* Begin Records *
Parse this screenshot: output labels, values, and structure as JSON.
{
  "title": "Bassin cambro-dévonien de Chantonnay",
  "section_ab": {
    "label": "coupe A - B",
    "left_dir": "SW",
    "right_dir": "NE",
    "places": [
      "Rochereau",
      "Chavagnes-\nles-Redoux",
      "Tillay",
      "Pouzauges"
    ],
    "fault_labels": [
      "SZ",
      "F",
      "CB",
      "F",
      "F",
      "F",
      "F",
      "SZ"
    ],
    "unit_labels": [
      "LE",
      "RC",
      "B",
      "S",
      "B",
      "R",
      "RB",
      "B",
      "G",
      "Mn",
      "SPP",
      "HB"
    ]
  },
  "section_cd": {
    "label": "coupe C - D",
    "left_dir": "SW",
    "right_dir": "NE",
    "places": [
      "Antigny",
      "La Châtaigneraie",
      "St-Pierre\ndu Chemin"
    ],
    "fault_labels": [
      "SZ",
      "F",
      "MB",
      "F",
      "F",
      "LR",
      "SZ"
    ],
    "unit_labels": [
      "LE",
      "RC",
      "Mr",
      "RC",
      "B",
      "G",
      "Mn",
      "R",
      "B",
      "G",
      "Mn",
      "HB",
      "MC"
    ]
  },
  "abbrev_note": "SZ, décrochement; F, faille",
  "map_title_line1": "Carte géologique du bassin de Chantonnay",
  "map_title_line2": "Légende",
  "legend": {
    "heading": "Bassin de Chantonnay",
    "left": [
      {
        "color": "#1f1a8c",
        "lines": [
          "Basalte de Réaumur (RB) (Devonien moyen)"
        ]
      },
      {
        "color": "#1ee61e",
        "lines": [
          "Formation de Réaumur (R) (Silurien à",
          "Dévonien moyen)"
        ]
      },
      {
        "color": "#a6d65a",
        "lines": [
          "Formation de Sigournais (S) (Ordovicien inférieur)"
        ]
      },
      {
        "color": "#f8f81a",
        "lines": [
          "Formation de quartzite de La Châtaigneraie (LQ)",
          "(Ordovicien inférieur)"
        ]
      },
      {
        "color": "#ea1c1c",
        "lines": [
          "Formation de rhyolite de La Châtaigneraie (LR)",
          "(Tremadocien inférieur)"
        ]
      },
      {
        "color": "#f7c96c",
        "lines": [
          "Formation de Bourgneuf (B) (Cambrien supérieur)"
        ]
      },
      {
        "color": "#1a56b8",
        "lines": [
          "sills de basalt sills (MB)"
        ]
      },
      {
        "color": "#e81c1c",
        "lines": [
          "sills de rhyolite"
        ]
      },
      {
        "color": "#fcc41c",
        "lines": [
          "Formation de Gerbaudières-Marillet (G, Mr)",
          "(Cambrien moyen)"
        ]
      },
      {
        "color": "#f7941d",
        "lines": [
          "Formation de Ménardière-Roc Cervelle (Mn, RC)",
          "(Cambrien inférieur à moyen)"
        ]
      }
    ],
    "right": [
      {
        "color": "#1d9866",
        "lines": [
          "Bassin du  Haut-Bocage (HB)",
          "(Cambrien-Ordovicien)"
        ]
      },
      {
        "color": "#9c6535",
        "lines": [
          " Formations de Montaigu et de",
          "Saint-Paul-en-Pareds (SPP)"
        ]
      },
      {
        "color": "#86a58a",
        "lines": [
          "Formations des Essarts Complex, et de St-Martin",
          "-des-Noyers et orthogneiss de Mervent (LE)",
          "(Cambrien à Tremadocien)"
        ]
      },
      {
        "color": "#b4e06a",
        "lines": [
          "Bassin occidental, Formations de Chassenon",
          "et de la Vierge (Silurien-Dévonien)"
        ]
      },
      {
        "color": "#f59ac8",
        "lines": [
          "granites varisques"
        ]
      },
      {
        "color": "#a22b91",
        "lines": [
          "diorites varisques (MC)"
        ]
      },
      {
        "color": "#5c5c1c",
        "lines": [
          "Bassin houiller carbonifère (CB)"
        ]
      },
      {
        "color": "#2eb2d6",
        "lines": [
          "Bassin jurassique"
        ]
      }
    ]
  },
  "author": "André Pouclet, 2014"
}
* End Records *
* What you will do
Exactly reproduce every line found in the records.

* Right answer
Parse this screenshot: output labels, values, and structure as JSON.
{
  "title": "Bassin cambro-dévonien de Chantonnay",
  "section_ab": {
    "label": "coupe A - B",
    "left_dir": "SW",
    "right_dir": "NE",
    "places": [
      "Rochereau",
      "Chavagnes-\nles-Redoux",
      "Tillay",
      "Pouzauges"
    ],
    "fault_labels": [
      "SZ",
      "F",
      "CB",
      "F",
      "F",
      "F",
      "F",
      "SZ"
    ],
    "unit_labels": [
      "LE",
      "RC",
      "B",
      "S",
      "B",
      "R",
      "RB",
      "B",
      "G",
      "Mn",
      "SPP",
      "HB"
    ]
  },
  "section_cd": {
    "label": "coupe C - D",
    "left_dir": "SW",
    "right_dir": "NE",
    "places": [
      "Antigny",
      "La Châtaigneraie",
      "St-Pierre\ndu Chemin"
    ],
    "fault_labels": [
      "SZ",
      "F",
      "MB",
      "F",
      "F",
      "LR",
      "SZ"
    ],
    "unit_labels": [
      "LE",
      "RC",
      "Mr",
      "RC",
      "B",
      "G",
      "Mn",
      "R",
      "B",
      "G",
      "Mn",
      "HB",
      "MC"
    ]
  },
  "abbrev_note": "SZ, décrochement; F, faille",
  "map_title_line1": "Carte géologique du bassin de Chantonnay",
  "map_title_line2": "Légende",
  "legend": {
    "heading": "Bassin de Chantonnay",
    "left": [
      {
        "color": "#1f1a8c",
        "lines": [
          "Basalte de Réaumur (RB) (Devonien moyen)"
        ]
      },
      {
        "color": "#1ee61e",
        "lines": [
          "Formation de Réaumur (R) (Silurien à",
          "Dévonien moyen)"
        ]
      },
      {
        "color": "#a6d65a",
        "lines": [
          "Formation de Sigournais (S) (Ordovicien inférieur)"
        ]
      },
      {
        "color": "#f8f81a",
        "lines": [
          "Formation de quartzite de La Châtaigneraie (LQ)",
          "(Ordovicien inférieur)"
        ]
      },
      {
        "color": "#ea1c1c",
        "lines": [
          "Formation de rhyolite de La Châtaigneraie (LR)",
          "(Tremadocien inférieur)"
        ]
      },
      {
        "color": "#f7c96c",
        "lines": [
          "Formation de Bourgneuf (B) (Cambrien supérieur)"
        ]
      },
      {
        "color": "#1a56b8",
        "lines": [
          "sills de basalt sills (MB)"
        ]
      },
      {
        "color": "#e81c1c",
        "lines": [
          "sills de rhyolite"
        ]
      },
      {
        "color": "#fcc41c",
        "lines": [
          "Formation de Gerbaudières-Marillet (G, Mr)",
          "(Cambrien moyen)"
        ]
      },
      {
        "color": "#f7941d",
        "lines": [
          "Formation de Ménardière-Roc Cervelle (Mn, RC)",
          "(Cambrien inférieur à moyen)"
        ]
      }
    ],
    "right": [
      {
        "color": "#1d9866",
        "lines": [
          "Bassin du  Haut-Bocage (HB)",
          "(Cambrien-Ordovicien)"
        ]
      },
      {
        "color": "#9c6535",
        "lines": [
          " Formations de Montaigu et de",
          "Saint-Paul-en-Pareds (SPP)"
        ]
      },
      {
        "color": "#86a58a",
        "lines": [
          "Formations des Essarts Complex, et de St-Martin",
          "-des-Noyers et orthogneiss de Mervent (LE)",
          "(Cambrien à Tremadocien)"
        ]
      },
      {
        "color": "#b4e06a",
        "lines": [
          "Bassin occidental, Formations de Chassenon",
          "et de la Vierge (Silurien-Dévonien)"
        ]
      },
      {
        "color": "#f59ac8",
        "lines": [
          "granites varisques"
        ]
      },
      {
        "color": "#a22b91",
        "lines": [
          "diorites varisques (MC)"
        ]
      },
      {
        "color": "#5c5c1c",
        "lines": [
          "Bassin houiller carbonifère (CB)"
        ]
      },
      {
        "color": "#2eb2d6",
        "lines": [
          "Bassin jurassique"
        ]
      }
    ]
  },
  "author": "André Pouclet, 2014"
}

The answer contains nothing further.